# PROBLEM TO WORK ON
Copy the following lines without changing anything in them.

# INPUT MATERIAL
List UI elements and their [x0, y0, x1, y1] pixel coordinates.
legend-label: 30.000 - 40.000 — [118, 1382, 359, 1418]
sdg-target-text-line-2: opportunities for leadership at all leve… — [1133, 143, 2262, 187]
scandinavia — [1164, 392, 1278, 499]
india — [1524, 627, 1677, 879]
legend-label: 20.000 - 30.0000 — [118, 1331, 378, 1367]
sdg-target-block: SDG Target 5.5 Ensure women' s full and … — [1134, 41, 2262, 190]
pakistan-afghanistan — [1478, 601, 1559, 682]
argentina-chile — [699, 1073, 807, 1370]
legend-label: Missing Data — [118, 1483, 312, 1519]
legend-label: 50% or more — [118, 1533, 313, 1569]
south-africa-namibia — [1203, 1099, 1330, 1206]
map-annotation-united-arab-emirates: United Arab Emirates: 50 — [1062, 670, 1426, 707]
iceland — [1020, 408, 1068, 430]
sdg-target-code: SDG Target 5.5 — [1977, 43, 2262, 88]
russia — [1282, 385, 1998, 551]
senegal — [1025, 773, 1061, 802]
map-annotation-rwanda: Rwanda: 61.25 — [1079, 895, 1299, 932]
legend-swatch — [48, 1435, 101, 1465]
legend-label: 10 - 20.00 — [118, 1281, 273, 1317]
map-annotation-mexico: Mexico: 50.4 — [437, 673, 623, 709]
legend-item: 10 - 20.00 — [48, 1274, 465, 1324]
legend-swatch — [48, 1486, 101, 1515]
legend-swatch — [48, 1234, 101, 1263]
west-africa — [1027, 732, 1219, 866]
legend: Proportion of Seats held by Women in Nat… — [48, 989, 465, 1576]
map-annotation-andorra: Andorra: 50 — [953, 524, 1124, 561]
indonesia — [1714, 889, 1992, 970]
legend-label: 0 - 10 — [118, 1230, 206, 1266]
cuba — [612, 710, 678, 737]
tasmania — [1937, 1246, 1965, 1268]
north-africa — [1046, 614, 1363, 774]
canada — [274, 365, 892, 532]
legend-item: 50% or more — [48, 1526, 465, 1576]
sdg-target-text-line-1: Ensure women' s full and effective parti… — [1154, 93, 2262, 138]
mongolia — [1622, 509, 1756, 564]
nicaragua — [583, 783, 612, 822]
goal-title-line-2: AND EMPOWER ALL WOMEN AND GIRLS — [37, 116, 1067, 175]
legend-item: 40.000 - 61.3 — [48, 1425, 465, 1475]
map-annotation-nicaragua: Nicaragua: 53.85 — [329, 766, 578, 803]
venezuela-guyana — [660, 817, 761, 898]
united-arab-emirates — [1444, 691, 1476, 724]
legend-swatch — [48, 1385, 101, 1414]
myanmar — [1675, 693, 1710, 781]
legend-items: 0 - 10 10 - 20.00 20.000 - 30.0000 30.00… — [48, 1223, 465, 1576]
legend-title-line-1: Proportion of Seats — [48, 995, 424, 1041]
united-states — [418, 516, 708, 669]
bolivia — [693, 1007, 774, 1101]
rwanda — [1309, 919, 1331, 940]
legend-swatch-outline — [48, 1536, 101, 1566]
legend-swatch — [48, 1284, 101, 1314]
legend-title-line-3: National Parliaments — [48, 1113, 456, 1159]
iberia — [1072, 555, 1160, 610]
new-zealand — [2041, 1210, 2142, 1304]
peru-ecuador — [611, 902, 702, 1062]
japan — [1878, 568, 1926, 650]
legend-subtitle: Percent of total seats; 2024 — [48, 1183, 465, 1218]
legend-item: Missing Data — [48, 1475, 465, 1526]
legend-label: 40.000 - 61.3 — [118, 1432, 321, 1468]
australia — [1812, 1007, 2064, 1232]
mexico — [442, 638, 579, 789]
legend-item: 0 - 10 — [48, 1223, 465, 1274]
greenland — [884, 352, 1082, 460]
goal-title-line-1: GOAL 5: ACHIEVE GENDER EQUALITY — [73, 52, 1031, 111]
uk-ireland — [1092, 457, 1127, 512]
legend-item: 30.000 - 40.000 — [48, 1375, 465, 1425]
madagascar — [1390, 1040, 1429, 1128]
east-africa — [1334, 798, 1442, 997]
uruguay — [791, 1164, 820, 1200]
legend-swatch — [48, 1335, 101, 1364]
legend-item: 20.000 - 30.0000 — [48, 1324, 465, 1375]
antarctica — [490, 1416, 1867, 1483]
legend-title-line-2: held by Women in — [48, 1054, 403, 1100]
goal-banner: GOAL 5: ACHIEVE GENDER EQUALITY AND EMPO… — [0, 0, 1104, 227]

# ANSWER TO THIS EXERCISE
List UI elements and their [x0, y0, x1, y1] pixel coordinates.
legend-label: 30.000 - 40.000 — [118, 1382, 359, 1418]
sdg-target-text-line-2: opportunities for leadership at all leve… — [1133, 143, 2262, 187]
scandinavia — [1164, 392, 1278, 499]
india — [1524, 627, 1677, 879]
legend-label: 20.000 - 30.0000 — [118, 1331, 378, 1367]
sdg-target-block: SDG Target 5.5 Ensure women' s full and … — [1134, 41, 2262, 190]
pakistan-afghanistan — [1478, 601, 1559, 682]
argentina-chile — [699, 1073, 807, 1370]
legend-label: Missing Data — [118, 1483, 312, 1519]
legend-label: 50% or more — [118, 1533, 313, 1569]
south-africa-namibia — [1203, 1099, 1330, 1206]
map-annotation-united-arab-emirates: United Arab Emirates: 50 — [1062, 670, 1426, 707]
iceland — [1020, 408, 1068, 430]
sdg-target-code: SDG Target 5.5 — [1977, 43, 2262, 88]
russia — [1282, 385, 1998, 551]
senegal — [1025, 773, 1061, 802]
map-annotation-rwanda: Rwanda: 61.25 — [1079, 895, 1299, 932]
legend-swatch — [48, 1435, 101, 1465]
legend-label: 10 - 20.00 — [118, 1281, 273, 1317]
map-annotation-mexico: Mexico: 50.4 — [437, 673, 623, 709]
legend-item: 10 - 20.00 — [48, 1274, 465, 1324]
legend-swatch — [48, 1486, 101, 1515]
legend-swatch — [48, 1234, 101, 1263]
west-africa — [1027, 732, 1219, 866]
legend: Proportion of Seats held by Women in Nat… — [48, 989, 465, 1576]
map-annotation-andorra: Andorra: 50 — [953, 524, 1124, 561]
indonesia — [1714, 889, 1992, 970]
legend-label: 0 - 10 — [118, 1230, 206, 1266]
cuba — [612, 710, 678, 737]
tasmania — [1937, 1246, 1965, 1268]
north-africa — [1046, 614, 1363, 774]
canada — [274, 365, 892, 532]
legend-item: 50% or more — [48, 1526, 465, 1576]
sdg-target-text-line-1: Ensure women' s full and effective parti… — [1154, 93, 2262, 138]
mongolia — [1622, 509, 1756, 564]
nicaragua — [583, 783, 612, 822]
goal-title-line-2: AND EMPOWER ALL WOMEN AND GIRLS — [37, 116, 1067, 175]
legend-item: 40.000 - 61.3 — [48, 1425, 465, 1475]
map-annotation-nicaragua: Nicaragua: 53.85 — [329, 766, 578, 803]
venezuela-guyana — [660, 817, 761, 898]
united-arab-emirates — [1444, 691, 1476, 724]
legend-swatch — [48, 1385, 101, 1414]
myanmar — [1675, 693, 1710, 781]
legend-items: 0 - 10 10 - 20.00 20.000 - 30.0000 30.00… — [48, 1223, 465, 1576]
legend-title-line-1: Proportion of Seats — [48, 995, 424, 1041]
united-states — [418, 516, 708, 669]
bolivia — [693, 1007, 774, 1101]
rwanda — [1309, 919, 1331, 940]
legend-swatch-outline — [48, 1536, 101, 1566]
legend-swatch — [48, 1284, 101, 1314]
legend-title-line-3: National Parliaments — [48, 1113, 456, 1159]
iberia — [1072, 555, 1160, 610]
new-zealand — [2041, 1210, 2142, 1304]
peru-ecuador — [611, 902, 702, 1062]
japan — [1878, 568, 1926, 650]
legend-subtitle: Percent of total seats; 2024 — [48, 1183, 465, 1218]
legend-item: Missing Data — [48, 1475, 465, 1526]
legend-label: 40.000 - 61.3 — [118, 1432, 321, 1468]
australia — [1812, 1007, 2064, 1232]
mexico — [442, 638, 579, 789]
legend-item: 0 - 10 — [48, 1223, 465, 1274]
greenland — [884, 352, 1082, 460]
goal-title-line-1: GOAL 5: ACHIEVE GENDER EQUALITY — [73, 52, 1031, 111]
uk-ireland — [1092, 457, 1127, 512]
legend-item: 30.000 - 40.000 — [48, 1375, 465, 1425]
madagascar — [1390, 1040, 1429, 1128]
east-africa — [1334, 798, 1442, 997]
uruguay — [791, 1164, 820, 1200]
legend-swatch — [48, 1335, 101, 1364]
legend-item: 20.000 - 30.0000 — [48, 1324, 465, 1375]
antarctica — [490, 1416, 1867, 1483]
legend-title-line-2: held by Women in — [48, 1054, 403, 1100]
goal-banner: GOAL 5: ACHIEVE GENDER EQUALITY AND EMPO… — [0, 0, 1104, 227]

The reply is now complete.